### Document segment
....................

You are viewing a plain text version of this content. The canonical link for it is here.

Posted to user@spark.apache.org by 朱旻 <zz...@126.com> on 2016/05/10 07:51:41 UTC

spark uploading resource error

hi all:
I found a problem using spark .
WHEN I use spark-submit to launch a task. it works


spark-submit --num-executors 8 --executor-memory 8G --class com.icbc.nss.spark.PfsjnlSplit  --master yarn-cluster /home/nssbatch/nss_schedual/jar/SparkBigtableJoinSqlJava.jar /user/nss/nss-20151018-pfsjnl-004_024.txt /user/nss/output_join /user/nss/output_join2


but when i use the command created by spark-class  as below


/home/nssbatch/huaweiclient/hadoopclient/JDK/jdk/bin/java -Djava.security.krb5.conf=/home/nssbatch/huaweiclient/hadoopclient/KrbClient/kerberos/var/krb5kdc/krb5.conf -Dzookeeper.server.principal=zookeeper/hadoop.hadoop.com -Djava.security.auth.login.config=/home/nssbatch/huaweiclient/hadoopclient/Spark/adapter/client/controller/jaas.conf -Dzookeeper.kinit=/home/nssbatch/huaweiclient/hadoopclient/KrbClient/kerberos/bin/kinit -cp /home/nssbatch/huaweiclient/hadoopclient/Spark/spark/conf/:/home/nssbatch/huaweiclient/hadoopclient/Spark/spark/lib/spark-assembly-1.3.0-hadoop2.7.1.jar:/home/nssbatch/huaweiclient/hadoopclient/Spark/spark/lib/datanucleus-core-3.2.10.jar:/home/nssbatch/huaweiclient/hadoopclient/Spark/spark/lib/datanucleus-rdbms-3.2.9.jar:/home/nssbatch/huaweiclient/hadoopclient/Spark/spark/lib/datanucleus-api-jdo-3.2.6.jar:/home/nssbatch/huaweiclient/hadoopclient/Spark/spark/conf/:/home/nssbatch/huaweiclient/hadoopclient/Yarn/config/ org.apache.spark.deploy.SparkSubmit --master yarn-cluster --class com.icbc.nss.spark.PfsjnlSplit --num-executors 8 --executor-memory 8G /home/nssbatch/nss_schedual/jar/SparkBigtableJoinSqlJava.jar /user/nss/nss-20151018-pfsjnl-004_024.txt /user/nss/output_join /user/nss/output_join2


it didn't work.

....................

### Recorded data
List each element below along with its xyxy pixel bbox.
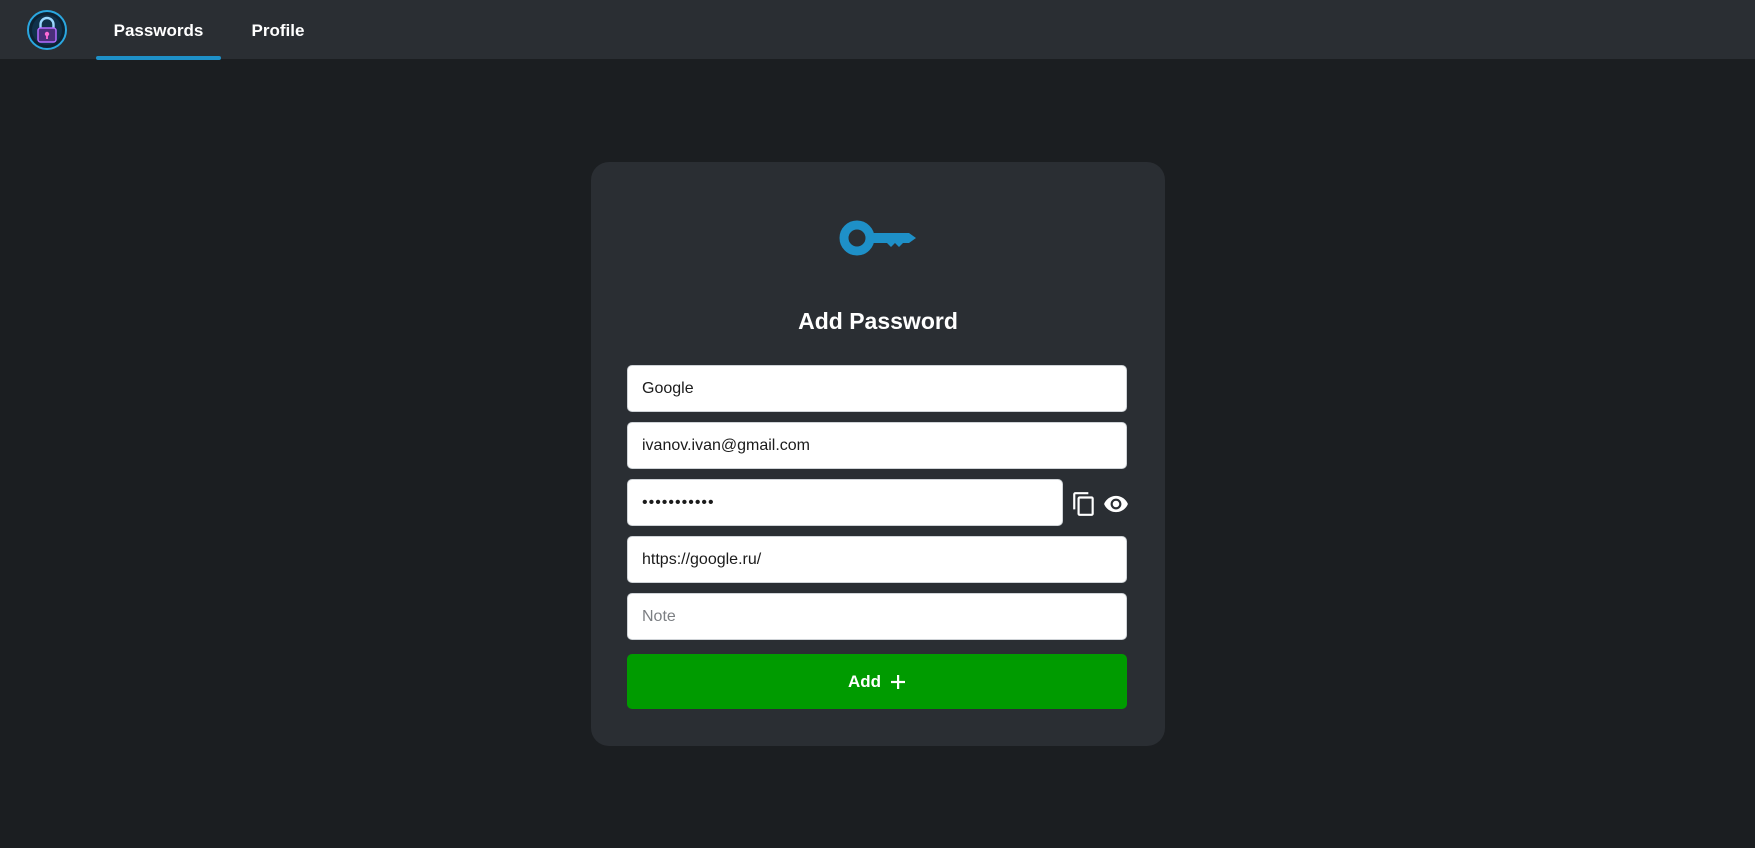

....................

### Problem set
A. Print everything in the Spark forum post from "You are viewing" down to "using spark .".
B. In the Spark forum post, what value is passed to --executor-memory?
C. According to the Spark forum post, why does its author consider there to be a problem?
Work only from the text, not the material.

### Solutions to the problems
A.
You are viewing a plain text version of this content. The canonical link for it is here.

Posted to user@spark.apache.org by 朱旻 <zz...@126.com> on 2016/05/10 07:51:41 UTC

spark uploading resource error

hi all:
I found a problem using spark .

B. 8G

C. Launching the task with spark-submit works. Running the command created by spark-class, which passes the same class, master, executor options, jar and paths, didn't work.